**PASSAGE SHOWN:**
Enis’s Macro Wrap – Payrolls Friday

by Enis October 5, 2012 7:45 am • Commentary

Today’s jobs report holds less meaning than previous reports this year.  The Fed has already instituted the long-rumored QE3.  One monthly data point also does not have much meaning for the broader economy.  But traders will be itching to trade the data release regardless.

A few things to watch in the release:

  • Last year’s September release beat expectations by more than 100k jobs, so there might be a seasonal effect (left over from 2008) that could lead to a release much higher than expectations
  • The expected unemployment rate is 8.2%.  The 8% level is clearly important psychologically because once we get below that level, gradual calls for a pullback in Fed accommodation could start to gain steam
  • Manufacturing payrolls are expected to be unchanged.  Last month was -15k.  There have not been 2 straight negative readings since 2009.  However, there were many negative releases throughout the bull market of 2003-2007.  Possibly just another sign that manufacturing jobs losing their importance to broader economy

Though the market has been on a tear this year, payrolls day has actually been negative 6 out of 9 releases this year.  Part of that has been due to weak data, but there has also been a tendency to rally into the report, similar to this week.

**GOALS:**
a – What unemployment rate does the macro wrap say is expected?
b – In the macro wrap, write out the passage from "Though the market" through "to this week." again, replacing "payrolls day" with "jobs report day".
c – Summarize the macro wrap in three sentences.

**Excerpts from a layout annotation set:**
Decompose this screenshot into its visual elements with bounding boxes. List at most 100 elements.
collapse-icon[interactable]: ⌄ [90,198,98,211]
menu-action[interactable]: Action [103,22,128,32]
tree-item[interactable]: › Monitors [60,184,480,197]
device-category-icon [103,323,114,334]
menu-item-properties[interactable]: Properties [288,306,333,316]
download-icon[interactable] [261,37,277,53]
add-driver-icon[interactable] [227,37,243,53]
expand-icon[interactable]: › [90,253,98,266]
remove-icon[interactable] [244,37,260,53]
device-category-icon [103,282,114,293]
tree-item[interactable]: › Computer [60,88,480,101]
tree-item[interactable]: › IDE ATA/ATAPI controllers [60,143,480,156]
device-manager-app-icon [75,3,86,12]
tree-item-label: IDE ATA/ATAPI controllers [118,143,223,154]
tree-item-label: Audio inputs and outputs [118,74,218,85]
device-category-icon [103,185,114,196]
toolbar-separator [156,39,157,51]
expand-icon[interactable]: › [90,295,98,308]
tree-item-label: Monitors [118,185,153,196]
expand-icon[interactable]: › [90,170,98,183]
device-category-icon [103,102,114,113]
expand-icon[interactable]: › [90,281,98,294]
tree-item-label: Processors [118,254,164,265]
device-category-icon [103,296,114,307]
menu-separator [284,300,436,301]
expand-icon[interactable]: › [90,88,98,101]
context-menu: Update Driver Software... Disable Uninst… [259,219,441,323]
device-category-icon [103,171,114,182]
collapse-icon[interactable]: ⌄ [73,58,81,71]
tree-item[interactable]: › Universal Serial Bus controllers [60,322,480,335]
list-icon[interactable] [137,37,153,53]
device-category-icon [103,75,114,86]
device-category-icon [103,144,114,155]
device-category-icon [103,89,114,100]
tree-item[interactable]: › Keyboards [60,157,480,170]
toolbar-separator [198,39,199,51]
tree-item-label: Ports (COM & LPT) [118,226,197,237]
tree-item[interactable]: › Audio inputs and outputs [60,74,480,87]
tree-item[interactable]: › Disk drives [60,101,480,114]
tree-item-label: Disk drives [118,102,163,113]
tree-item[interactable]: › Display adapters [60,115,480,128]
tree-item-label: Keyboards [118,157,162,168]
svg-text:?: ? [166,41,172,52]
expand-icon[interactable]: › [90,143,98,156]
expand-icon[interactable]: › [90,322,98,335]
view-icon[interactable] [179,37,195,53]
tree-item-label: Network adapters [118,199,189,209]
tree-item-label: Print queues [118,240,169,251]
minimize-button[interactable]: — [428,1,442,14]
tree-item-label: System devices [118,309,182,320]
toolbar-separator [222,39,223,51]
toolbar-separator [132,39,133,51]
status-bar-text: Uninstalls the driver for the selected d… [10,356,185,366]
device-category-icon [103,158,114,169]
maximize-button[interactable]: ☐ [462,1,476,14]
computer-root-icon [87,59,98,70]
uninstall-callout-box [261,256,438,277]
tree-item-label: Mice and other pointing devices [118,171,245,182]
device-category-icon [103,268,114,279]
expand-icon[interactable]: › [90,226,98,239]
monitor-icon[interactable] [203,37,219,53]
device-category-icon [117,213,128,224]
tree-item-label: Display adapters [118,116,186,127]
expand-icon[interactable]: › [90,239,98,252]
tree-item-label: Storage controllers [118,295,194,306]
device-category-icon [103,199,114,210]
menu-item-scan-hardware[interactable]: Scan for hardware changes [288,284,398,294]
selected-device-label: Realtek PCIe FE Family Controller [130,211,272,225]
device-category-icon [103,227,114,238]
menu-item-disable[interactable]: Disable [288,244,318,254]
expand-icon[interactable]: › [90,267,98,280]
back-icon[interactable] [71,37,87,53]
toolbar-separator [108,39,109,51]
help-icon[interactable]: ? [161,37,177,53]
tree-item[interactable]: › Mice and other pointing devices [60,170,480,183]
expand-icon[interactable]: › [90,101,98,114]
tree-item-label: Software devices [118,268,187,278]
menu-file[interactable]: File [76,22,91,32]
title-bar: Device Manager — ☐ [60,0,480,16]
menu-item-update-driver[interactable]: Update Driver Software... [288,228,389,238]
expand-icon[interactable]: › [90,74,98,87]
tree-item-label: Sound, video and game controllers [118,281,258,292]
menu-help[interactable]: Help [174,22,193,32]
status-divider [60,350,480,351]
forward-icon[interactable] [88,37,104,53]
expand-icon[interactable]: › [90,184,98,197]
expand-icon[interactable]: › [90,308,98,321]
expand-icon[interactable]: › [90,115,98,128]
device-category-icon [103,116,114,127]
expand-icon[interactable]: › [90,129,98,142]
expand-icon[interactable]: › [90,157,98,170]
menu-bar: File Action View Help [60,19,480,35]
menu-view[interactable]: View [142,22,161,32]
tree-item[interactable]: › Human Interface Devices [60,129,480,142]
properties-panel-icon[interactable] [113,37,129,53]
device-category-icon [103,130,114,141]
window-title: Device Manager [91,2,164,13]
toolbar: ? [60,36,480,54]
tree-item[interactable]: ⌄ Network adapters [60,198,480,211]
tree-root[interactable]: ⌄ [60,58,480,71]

**RESULTS BY TASK:**
a – 8.2%

b –
Though the market has been on a tear this year, jobs report day has actually been negative 6 out of 9 releases this year.  Part of that has been due to weak data, but there has also been a tendency to rally into the report, similar to this week.

c – Today's jobs report holds less meaning than earlier reports this year because the Fed has already instituted QE3, though traders will still want to trade the release. Things to watch include a possible seasonal effect like last September's beat, an expected unemployment rate of 8.2% near the psychologically important 8% level, and manufacturing payrolls expected to be unchanged after last month's -15k. Although the market has been on a tear this year, payrolls day has been negative for 6 of 9 releases, partly due to weak data and partly due to a tendency to rally into the report.